Problem description:
Show each line that has the string "this" in it.
········
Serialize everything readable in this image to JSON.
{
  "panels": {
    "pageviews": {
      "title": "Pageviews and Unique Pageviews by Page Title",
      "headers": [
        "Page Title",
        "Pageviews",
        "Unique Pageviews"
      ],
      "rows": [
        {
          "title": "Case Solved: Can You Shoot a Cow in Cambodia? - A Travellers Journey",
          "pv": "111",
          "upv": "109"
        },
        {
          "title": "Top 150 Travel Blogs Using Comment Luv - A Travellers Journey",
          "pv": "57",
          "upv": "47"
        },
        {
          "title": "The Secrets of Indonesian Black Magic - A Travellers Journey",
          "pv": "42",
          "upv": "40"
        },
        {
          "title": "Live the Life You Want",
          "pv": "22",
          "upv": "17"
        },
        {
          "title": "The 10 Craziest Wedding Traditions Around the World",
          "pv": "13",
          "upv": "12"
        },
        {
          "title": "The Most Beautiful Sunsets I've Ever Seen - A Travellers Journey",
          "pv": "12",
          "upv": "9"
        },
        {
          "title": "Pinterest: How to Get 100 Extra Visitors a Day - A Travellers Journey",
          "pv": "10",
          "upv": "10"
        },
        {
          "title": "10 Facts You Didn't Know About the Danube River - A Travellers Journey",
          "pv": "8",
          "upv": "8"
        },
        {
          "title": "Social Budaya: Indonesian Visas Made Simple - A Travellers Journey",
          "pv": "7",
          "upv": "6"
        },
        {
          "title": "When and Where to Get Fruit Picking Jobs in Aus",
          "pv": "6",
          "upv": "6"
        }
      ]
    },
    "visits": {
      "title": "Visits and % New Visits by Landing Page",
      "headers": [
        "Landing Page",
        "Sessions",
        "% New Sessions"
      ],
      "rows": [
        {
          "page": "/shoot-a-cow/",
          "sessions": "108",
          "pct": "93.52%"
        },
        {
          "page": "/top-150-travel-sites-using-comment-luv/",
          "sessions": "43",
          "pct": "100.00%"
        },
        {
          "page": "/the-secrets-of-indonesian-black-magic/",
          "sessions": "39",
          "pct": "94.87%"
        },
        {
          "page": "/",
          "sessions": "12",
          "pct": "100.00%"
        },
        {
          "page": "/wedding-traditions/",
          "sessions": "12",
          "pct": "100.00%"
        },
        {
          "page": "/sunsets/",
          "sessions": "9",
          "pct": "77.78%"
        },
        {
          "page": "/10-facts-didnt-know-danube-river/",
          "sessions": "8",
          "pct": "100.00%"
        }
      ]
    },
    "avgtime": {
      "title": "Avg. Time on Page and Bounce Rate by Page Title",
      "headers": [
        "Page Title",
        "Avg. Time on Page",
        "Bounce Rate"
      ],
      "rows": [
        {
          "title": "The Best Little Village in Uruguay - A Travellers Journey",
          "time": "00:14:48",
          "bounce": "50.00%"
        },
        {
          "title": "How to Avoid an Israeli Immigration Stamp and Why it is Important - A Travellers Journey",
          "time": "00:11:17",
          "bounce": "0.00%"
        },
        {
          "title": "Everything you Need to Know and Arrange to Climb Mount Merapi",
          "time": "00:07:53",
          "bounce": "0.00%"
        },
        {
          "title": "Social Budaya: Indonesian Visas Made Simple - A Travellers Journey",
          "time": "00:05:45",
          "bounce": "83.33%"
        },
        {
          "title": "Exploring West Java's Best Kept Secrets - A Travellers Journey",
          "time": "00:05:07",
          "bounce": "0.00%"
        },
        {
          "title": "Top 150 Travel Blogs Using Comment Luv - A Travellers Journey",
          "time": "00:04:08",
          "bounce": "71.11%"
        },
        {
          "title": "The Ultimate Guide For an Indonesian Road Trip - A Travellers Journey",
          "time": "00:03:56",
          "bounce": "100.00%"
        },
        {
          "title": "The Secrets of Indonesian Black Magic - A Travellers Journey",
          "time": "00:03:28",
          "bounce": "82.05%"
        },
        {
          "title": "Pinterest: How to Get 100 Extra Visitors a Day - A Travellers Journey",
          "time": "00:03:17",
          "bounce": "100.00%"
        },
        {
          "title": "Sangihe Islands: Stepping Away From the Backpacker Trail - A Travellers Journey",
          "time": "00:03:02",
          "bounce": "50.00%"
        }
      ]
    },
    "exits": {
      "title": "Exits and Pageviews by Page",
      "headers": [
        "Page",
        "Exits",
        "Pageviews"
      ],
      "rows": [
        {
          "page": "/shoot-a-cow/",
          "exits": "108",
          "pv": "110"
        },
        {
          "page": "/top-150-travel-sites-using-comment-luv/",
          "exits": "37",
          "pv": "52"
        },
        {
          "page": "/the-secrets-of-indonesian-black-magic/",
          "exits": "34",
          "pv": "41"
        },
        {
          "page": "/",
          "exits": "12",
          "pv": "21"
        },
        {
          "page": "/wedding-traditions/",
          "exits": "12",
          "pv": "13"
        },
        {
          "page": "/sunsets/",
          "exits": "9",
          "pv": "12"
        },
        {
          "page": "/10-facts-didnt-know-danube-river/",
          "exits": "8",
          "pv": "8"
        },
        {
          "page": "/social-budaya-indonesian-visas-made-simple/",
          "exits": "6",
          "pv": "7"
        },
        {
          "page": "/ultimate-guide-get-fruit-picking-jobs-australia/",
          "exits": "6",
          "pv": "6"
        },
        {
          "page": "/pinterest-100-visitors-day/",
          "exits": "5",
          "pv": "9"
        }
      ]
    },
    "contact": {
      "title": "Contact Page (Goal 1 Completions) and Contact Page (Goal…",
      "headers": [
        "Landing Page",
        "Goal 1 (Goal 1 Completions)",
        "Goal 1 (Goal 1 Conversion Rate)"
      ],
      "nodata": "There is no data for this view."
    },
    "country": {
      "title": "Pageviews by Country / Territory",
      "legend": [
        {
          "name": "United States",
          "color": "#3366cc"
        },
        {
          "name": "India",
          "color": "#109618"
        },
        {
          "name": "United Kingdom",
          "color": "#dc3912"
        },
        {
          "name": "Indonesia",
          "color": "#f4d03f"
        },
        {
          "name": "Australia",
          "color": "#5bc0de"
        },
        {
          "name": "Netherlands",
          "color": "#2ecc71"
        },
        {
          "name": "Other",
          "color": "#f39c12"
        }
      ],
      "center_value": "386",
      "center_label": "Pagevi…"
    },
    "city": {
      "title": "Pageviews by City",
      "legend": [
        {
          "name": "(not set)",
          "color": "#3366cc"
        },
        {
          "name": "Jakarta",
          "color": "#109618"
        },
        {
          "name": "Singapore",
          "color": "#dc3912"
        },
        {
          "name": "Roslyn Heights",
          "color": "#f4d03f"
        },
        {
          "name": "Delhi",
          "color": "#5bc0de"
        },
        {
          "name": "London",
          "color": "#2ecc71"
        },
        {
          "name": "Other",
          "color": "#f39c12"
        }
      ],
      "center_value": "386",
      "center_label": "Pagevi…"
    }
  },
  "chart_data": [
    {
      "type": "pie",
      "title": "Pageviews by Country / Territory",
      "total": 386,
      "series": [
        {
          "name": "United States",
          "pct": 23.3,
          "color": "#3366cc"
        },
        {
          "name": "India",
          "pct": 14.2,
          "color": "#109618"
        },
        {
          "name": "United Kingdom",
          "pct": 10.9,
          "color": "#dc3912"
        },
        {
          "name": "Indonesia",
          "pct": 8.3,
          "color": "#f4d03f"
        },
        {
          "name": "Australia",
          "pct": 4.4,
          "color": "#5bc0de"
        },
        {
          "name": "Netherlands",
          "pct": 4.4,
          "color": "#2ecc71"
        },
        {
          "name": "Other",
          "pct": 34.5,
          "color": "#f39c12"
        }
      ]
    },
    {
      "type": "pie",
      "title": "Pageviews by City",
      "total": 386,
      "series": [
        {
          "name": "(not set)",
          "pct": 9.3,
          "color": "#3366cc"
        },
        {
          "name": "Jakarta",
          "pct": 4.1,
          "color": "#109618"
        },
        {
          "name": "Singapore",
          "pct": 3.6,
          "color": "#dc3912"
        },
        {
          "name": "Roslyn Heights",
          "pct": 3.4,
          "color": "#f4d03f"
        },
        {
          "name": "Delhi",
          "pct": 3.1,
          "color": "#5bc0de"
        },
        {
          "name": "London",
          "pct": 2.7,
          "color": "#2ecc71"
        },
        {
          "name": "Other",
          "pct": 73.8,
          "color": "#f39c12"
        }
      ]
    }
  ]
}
········
Full response:
Serialize everything readable in this image to JSON.
      "nodata": "There is no data for this view."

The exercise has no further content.